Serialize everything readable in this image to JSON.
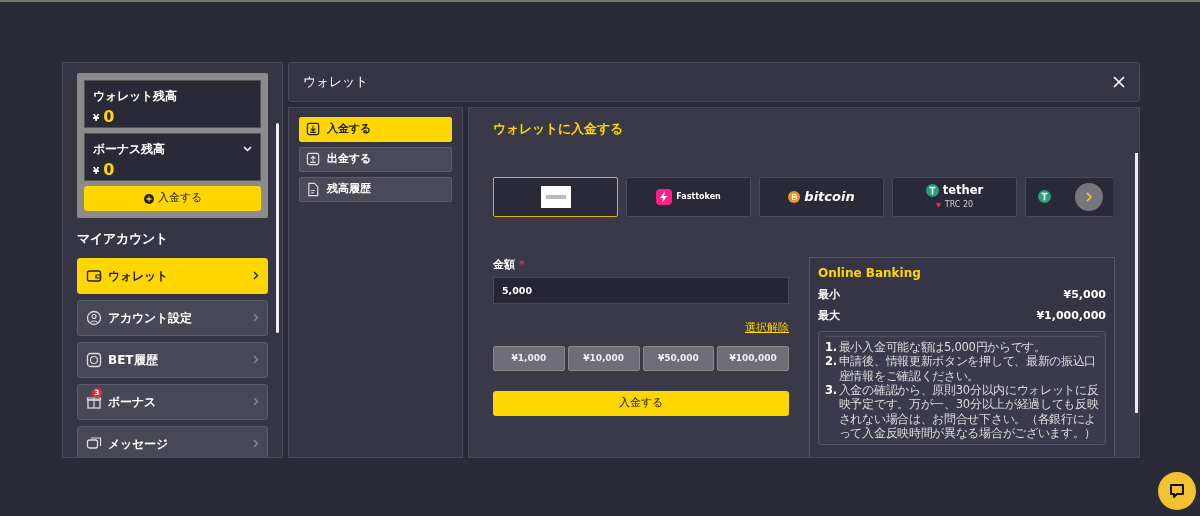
{
  "balances": [
    {
      "label": "ウォレット残高",
      "currency": "¥",
      "amount": "0",
      "expandable": false
    },
    {
      "label": "ボーナス残高",
      "currency": "¥",
      "amount": "0",
      "expandable": true
    }
  ],
  "deposit_button": "入金する",
  "account": {
    "title": "マイアカウント",
    "items": [
      {
        "label": "ウォレット",
        "kind": "wallet",
        "selected": true
      },
      {
        "label": "アカウント設定",
        "kind": "user",
        "selected": false
      },
      {
        "label": "BET履歴",
        "kind": "history",
        "selected": false
      },
      {
        "label": "ボーナス",
        "kind": "gift",
        "badge": "3",
        "selected": false
      },
      {
        "label": "メッセージ",
        "kind": "chat",
        "selected": false
      }
    ]
  },
  "window": {
    "title": "ウォレット"
  },
  "submenu": [
    {
      "label": "入金する",
      "kind": "download",
      "selected": true
    },
    {
      "label": "出金する",
      "kind": "upload",
      "selected": false
    },
    {
      "label": "残高履歴",
      "kind": "document",
      "selected": false
    }
  ],
  "deposit": {
    "title": "ウォレットに入金する",
    "methods": [
      {
        "kind": "bank",
        "selected": true
      },
      {
        "kind": "fasttoken",
        "name": "Fasttoken",
        "selected": false
      },
      {
        "kind": "bitcoin",
        "name": "bitcoin",
        "selected": false
      },
      {
        "kind": "tether",
        "name": "tether",
        "network": "TRC 20",
        "selected": false
      },
      {
        "kind": "tether",
        "selected": false
      }
    ],
    "amount_label": "金額",
    "required_mark": "*",
    "amount_value": "5,000",
    "clear_link": "選択解除",
    "presets": [
      "¥1,000",
      "¥10,000",
      "¥50,000",
      "¥100,000"
    ],
    "submit": "入金する"
  },
  "info": {
    "title": "Online Banking",
    "limits": [
      {
        "label": "最小",
        "value": "¥5,000"
      },
      {
        "label": "最大",
        "value": "¥1,000,000"
      }
    ],
    "notes": [
      {
        "number": "1.",
        "text": "最小入金可能な額は5,000円からです。"
      },
      {
        "number": "2.",
        "text": "申請後、情報更新ボタンを押して、最新の振込口座情報をご確認ください。"
      },
      {
        "number": "3.",
        "text": "入金の確認から、原則30分以内にウォレットに反映予定です。万が一、30分以上が経過しても反映されない場合は、お問合せ下さい。（各銀行によって入金反映時間が異なる場合がございます。）"
      }
    ]
  }
}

→ Exercise goal:
Collect each line above holding the string "true".

→ Answer to the task:
      "expandable": true
        "selected": true
      "selected": true
        "selected": true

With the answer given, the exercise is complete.